- **What you have to do**: Wherever a line in the data below holds "Count", copy that line.
START
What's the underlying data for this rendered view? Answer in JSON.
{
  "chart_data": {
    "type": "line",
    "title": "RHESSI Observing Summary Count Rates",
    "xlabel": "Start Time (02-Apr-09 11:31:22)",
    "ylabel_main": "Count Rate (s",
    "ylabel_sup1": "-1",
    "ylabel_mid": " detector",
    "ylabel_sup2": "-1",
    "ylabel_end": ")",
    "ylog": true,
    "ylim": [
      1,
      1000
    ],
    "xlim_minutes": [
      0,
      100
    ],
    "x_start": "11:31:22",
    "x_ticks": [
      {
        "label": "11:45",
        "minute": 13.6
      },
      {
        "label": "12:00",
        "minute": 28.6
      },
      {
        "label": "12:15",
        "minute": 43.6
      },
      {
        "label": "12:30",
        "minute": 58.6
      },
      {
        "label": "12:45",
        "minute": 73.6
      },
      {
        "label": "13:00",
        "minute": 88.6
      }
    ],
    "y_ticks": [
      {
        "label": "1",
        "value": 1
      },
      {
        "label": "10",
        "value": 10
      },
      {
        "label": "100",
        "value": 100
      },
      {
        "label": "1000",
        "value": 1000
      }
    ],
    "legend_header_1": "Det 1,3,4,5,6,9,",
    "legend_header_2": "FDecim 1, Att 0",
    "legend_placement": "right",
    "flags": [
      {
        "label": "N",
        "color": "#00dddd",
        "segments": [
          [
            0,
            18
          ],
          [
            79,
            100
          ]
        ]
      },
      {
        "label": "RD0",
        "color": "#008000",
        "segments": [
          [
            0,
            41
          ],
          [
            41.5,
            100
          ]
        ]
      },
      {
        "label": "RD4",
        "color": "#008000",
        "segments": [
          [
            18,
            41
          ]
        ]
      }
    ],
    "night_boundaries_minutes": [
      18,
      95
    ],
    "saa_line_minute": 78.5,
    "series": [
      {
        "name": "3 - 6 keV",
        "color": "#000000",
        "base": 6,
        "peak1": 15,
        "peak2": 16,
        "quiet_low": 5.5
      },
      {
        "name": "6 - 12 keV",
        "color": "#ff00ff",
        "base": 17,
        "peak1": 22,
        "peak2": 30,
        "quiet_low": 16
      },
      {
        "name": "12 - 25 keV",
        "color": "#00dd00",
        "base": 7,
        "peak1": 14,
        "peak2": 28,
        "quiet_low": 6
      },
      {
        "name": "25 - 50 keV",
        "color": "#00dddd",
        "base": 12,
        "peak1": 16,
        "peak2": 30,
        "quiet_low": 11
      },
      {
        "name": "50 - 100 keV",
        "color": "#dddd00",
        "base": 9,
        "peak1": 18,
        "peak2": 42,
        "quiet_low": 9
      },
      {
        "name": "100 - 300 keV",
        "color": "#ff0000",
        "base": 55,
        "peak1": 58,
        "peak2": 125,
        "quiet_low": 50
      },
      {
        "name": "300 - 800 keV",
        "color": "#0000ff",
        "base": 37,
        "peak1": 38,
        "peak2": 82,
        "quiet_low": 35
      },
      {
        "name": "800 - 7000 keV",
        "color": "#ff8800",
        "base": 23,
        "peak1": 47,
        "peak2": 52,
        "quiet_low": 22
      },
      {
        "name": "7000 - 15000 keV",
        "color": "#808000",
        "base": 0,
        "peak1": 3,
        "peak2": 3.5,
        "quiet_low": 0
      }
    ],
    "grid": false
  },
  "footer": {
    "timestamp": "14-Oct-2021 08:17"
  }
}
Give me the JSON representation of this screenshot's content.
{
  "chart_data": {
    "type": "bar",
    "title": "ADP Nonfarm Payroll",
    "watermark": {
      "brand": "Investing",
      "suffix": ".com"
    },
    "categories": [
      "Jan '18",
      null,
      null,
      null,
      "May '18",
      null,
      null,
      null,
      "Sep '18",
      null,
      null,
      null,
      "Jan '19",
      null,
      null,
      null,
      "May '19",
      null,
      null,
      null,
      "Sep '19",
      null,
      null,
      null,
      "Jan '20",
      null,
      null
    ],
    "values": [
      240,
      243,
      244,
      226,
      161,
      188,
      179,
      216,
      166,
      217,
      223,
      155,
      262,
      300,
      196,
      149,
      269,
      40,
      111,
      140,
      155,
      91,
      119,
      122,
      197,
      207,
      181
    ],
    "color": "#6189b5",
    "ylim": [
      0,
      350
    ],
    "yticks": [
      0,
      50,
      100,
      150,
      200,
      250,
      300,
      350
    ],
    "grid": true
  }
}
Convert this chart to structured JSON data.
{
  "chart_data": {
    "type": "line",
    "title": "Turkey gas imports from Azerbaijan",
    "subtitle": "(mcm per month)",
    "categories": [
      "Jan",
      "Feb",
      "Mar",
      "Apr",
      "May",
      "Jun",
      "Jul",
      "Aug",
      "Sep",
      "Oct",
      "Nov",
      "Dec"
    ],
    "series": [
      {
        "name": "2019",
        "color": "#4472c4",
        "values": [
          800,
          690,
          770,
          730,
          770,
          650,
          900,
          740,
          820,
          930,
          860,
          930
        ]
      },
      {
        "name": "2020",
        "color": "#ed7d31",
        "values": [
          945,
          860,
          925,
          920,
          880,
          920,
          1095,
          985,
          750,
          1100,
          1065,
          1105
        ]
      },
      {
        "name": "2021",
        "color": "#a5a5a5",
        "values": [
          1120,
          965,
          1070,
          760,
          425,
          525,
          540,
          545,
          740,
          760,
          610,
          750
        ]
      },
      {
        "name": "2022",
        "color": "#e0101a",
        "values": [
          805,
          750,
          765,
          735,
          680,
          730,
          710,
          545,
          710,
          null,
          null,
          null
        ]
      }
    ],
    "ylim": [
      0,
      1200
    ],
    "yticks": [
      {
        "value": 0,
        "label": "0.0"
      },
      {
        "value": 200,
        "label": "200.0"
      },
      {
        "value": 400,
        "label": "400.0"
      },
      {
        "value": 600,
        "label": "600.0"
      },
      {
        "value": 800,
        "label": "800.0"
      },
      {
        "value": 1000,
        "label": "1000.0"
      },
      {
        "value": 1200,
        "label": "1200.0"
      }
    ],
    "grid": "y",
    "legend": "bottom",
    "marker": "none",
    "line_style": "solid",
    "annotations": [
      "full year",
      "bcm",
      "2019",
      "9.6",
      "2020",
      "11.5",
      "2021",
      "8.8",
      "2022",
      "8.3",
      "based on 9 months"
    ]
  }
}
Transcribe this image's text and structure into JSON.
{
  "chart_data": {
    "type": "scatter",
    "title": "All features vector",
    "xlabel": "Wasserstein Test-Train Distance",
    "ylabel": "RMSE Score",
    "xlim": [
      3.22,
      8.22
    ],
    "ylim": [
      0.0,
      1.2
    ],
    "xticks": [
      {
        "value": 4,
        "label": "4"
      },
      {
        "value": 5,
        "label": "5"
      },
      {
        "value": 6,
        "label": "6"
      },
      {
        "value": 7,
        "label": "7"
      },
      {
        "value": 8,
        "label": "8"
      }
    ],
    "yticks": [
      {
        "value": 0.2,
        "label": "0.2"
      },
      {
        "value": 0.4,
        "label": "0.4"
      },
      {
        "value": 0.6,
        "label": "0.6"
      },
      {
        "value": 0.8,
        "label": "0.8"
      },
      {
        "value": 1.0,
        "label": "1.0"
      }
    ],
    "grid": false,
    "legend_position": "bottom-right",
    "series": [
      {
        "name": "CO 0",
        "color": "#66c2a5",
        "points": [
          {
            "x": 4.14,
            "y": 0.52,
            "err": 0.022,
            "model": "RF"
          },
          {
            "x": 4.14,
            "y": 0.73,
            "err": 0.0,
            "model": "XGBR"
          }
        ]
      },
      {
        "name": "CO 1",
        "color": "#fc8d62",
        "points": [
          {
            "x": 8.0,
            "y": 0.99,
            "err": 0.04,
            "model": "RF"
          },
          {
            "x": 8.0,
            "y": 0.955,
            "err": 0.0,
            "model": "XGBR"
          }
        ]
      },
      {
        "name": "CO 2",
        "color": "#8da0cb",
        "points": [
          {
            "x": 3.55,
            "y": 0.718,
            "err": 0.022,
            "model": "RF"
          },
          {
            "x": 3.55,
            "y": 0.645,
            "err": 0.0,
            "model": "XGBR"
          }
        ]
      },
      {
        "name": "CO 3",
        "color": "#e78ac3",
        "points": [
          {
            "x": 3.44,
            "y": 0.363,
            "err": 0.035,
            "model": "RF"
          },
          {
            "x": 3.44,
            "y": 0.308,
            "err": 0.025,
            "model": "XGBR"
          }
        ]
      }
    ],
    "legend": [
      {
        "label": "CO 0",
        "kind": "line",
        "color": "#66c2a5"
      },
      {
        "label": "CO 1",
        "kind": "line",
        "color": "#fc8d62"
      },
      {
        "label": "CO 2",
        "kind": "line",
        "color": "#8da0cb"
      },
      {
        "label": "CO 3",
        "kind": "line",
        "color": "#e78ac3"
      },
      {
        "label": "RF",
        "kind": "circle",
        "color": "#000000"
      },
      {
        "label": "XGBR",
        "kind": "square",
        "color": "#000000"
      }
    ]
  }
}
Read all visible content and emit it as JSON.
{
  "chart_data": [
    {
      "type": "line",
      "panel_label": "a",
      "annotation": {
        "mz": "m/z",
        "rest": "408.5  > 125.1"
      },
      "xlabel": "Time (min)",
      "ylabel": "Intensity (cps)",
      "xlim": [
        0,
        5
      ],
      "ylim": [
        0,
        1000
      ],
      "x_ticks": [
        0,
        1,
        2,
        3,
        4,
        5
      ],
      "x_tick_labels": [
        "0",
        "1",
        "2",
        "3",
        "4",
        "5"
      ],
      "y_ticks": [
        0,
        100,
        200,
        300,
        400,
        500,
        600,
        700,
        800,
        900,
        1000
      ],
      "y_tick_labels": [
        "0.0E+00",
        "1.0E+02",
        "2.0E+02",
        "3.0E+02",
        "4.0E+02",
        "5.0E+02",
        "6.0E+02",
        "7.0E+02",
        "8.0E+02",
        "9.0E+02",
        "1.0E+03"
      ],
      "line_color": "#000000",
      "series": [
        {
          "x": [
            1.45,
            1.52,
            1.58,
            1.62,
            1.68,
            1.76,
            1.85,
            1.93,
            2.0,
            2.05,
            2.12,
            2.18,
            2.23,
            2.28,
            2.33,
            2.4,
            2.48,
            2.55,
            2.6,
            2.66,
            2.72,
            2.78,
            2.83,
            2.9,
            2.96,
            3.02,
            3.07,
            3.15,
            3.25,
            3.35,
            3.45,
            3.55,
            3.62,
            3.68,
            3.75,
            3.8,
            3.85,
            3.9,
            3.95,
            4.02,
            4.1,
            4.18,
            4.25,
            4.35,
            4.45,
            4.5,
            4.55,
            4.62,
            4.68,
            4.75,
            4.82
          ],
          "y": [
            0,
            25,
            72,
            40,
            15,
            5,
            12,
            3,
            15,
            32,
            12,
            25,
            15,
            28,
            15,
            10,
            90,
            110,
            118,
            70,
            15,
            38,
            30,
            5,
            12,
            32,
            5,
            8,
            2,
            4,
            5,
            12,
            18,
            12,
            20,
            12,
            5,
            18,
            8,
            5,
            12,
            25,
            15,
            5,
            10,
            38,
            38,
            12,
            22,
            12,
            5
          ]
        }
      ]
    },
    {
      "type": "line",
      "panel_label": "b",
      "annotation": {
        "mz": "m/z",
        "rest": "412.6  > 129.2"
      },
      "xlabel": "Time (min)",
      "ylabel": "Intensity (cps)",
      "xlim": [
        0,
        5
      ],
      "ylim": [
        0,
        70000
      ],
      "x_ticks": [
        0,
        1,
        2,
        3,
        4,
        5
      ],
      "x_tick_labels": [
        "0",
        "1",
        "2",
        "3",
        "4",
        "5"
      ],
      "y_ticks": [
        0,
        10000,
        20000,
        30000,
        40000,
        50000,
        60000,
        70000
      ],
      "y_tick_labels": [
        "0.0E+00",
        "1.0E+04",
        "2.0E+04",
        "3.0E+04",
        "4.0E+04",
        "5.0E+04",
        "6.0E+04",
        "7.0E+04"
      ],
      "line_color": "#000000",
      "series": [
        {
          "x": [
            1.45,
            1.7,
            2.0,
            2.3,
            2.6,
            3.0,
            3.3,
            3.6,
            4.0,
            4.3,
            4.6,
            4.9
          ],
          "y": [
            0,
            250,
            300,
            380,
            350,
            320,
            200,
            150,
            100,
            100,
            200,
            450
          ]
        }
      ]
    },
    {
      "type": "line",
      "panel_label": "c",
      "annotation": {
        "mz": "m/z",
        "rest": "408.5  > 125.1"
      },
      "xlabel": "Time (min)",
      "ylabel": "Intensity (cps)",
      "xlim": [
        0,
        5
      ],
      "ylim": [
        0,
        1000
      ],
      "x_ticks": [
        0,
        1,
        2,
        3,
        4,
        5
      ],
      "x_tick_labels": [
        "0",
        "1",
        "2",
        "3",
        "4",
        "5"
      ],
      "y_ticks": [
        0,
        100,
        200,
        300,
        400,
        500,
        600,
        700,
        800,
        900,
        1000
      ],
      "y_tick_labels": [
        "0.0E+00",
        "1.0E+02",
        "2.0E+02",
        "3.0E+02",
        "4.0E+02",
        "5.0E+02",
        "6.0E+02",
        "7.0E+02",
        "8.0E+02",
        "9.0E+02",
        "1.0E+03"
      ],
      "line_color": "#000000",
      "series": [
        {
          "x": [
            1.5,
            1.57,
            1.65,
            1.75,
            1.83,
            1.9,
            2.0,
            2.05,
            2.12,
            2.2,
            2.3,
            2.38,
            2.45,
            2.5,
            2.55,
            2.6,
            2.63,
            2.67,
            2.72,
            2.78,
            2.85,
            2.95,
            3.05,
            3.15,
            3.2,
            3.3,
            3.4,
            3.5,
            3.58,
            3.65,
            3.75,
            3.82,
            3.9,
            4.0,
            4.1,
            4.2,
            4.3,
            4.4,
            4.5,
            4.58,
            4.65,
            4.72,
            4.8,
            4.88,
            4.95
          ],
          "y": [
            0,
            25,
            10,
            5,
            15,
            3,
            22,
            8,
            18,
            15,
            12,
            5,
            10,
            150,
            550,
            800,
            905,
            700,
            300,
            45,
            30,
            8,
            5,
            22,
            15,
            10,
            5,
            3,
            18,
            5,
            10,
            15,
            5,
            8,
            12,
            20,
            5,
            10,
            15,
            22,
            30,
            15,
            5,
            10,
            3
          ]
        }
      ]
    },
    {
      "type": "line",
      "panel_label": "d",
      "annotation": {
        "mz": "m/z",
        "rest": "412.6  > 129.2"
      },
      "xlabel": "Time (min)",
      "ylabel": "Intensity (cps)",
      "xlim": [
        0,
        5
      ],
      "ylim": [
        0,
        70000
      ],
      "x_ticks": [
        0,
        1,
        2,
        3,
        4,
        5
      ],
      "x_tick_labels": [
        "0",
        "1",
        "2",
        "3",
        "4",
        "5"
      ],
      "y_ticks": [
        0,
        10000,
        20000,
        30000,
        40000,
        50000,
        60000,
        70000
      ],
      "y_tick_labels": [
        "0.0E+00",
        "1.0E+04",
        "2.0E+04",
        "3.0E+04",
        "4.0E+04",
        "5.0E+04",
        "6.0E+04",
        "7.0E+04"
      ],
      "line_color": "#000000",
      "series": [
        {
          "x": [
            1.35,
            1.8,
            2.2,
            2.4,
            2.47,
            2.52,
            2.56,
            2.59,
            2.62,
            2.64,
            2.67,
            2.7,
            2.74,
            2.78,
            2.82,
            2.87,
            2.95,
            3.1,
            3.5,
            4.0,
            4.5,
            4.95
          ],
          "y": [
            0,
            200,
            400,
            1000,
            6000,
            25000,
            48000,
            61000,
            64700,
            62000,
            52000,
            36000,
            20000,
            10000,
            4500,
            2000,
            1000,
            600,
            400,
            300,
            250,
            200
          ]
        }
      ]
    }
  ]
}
END
- **Worked solution**:
    "title": "RHESSI Observing Summary Count Rates",
    "ylabel_main": "Count Rate (s",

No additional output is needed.